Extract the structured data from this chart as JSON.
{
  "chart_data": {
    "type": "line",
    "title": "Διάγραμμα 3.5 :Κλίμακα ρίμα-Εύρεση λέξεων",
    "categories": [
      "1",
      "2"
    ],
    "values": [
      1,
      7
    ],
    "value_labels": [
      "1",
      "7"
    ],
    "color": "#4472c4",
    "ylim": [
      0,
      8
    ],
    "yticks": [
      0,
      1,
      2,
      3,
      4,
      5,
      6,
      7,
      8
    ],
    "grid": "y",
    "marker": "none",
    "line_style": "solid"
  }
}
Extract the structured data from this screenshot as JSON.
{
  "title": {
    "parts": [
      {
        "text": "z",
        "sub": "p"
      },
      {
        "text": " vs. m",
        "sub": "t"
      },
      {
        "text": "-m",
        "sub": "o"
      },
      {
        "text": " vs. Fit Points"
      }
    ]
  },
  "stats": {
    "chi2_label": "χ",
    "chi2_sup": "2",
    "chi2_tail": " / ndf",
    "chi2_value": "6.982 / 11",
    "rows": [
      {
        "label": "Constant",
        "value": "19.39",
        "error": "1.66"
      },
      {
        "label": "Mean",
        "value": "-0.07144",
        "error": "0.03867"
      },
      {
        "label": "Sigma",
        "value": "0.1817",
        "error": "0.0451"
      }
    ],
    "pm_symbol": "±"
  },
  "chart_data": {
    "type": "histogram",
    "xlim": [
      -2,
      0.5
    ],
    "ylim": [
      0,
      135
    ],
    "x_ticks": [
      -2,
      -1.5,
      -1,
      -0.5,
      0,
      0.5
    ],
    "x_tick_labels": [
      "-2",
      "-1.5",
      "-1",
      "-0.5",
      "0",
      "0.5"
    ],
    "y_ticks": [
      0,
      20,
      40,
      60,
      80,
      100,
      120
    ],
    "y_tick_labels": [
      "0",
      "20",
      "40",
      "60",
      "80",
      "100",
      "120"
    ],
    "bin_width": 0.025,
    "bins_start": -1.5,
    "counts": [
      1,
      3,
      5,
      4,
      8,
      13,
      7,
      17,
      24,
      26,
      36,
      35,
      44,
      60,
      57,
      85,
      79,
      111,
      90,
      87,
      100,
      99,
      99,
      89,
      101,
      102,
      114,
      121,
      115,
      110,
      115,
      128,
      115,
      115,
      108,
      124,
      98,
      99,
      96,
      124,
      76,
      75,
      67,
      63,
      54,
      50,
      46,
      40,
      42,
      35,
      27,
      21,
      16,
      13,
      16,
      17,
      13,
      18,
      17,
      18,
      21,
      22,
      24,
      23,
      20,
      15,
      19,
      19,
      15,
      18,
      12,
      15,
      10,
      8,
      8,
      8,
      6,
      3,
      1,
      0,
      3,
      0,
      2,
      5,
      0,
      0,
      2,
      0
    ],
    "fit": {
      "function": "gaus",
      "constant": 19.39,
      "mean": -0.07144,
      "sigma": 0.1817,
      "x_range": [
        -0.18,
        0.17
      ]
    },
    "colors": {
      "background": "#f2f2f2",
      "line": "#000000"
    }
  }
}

§ Task instructions
Extract the complete set of records unchanged.

§ Answer to the problem
Extract the structured data from this chart as JSON.
{
  "chart_data": {
    "type": "line",
    "title": "Διάγραμμα 3.5 :Κλίμακα ρίμα-Εύρεση λέξεων",
    "categories": [
      "1",
      "2"
    ],
    "values": [
      1,
      7
    ],
    "value_labels": [
      "1",
      "7"
    ],
    "color": "#4472c4",
    "ylim": [
      0,
      8
    ],
    "yticks": [
      0,
      1,
      2,
      3,
      4,
      5,
      6,
      7,
      8
    ],
    "grid": "y",
    "marker": "none",
    "line_style": "solid"
  }
}
Extract the structured data from this screenshot as JSON.
{
  "title": {
    "parts": [
      {
        "text": "z",
        "sub": "p"
      },
      {
        "text": " vs. m",
        "sub": "t"
      },
      {
        "text": "-m",
        "sub": "o"
      },
      {
        "text": " vs. Fit Points"
      }
    ]
  },
  "stats": {
    "chi2_label": "χ",
    "chi2_sup": "2",
    "chi2_tail": " / ndf",
    "chi2_value": "6.982 / 11",
    "rows": [
      {
        "label": "Constant",
        "value": "19.39",
        "error": "1.66"
      },
      {
        "label": "Mean",
        "value": "-0.07144",
        "error": "0.03867"
      },
      {
        "label": "Sigma",
        "value": "0.1817",
        "error": "0.0451"
      }
    ],
    "pm_symbol": "±"
  },
  "chart_data": {
    "type": "histogram",
    "xlim": [
      -2,
      0.5
    ],
    "ylim": [
      0,
      135
    ],
    "x_ticks": [
      -2,
      -1.5,
      -1,
      -0.5,
      0,
      0.5
    ],
    "x_tick_labels": [
      "-2",
      "-1.5",
      "-1",
      "-0.5",
      "0",
      "0.5"
    ],
    "y_ticks": [
      0,
      20,
      40,
      60,
      80,
      100,
      120
    ],
    "y_tick_labels": [
      "0",
      "20",
      "40",
      "60",
      "80",
      "100",
      "120"
    ],
    "bin_width": 0.025,
    "bins_start": -1.5,
    "counts": [
      1,
      3,
      5,
      4,
      8,
      13,
      7,
      17,
      24,
      26,
      36,
      35,
      44,
      60,
      57,
      85,
      79,
      111,
      90,
      87,
      100,
      99,
      99,
      89,
      101,
      102,
      114,
      121,
      115,
      110,
      115,
      128,
      115,
      115,
      108,
      124,
      98,
      99,
      96,
      124,
      76,
      75,
      67,
      63,
      54,
      50,
      46,
      40,
      42,
      35,
      27,
      21,
      16,
      13,
      16,
      17,
      13,
      18,
      17,
      18,
      21,
      22,
      24,
      23,
      20,
      15,
      19,
      19,
      15,
      18,
      12,
      15,
      10,
      8,
      8,
      8,
      6,
      3,
      1,
      0,
      3,
      0,
      2,
      5,
      0,
      0,
      2,
      0
    ],
    "fit": {
      "function": "gaus",
      "constant": 19.39,
      "mean": -0.07144,
      "sigma": 0.1817,
      "x_range": [
        -0.18,
        0.17
      ]
    },
    "colors": {
      "background": "#f2f2f2",
      "line": "#000000"
    }
  }
}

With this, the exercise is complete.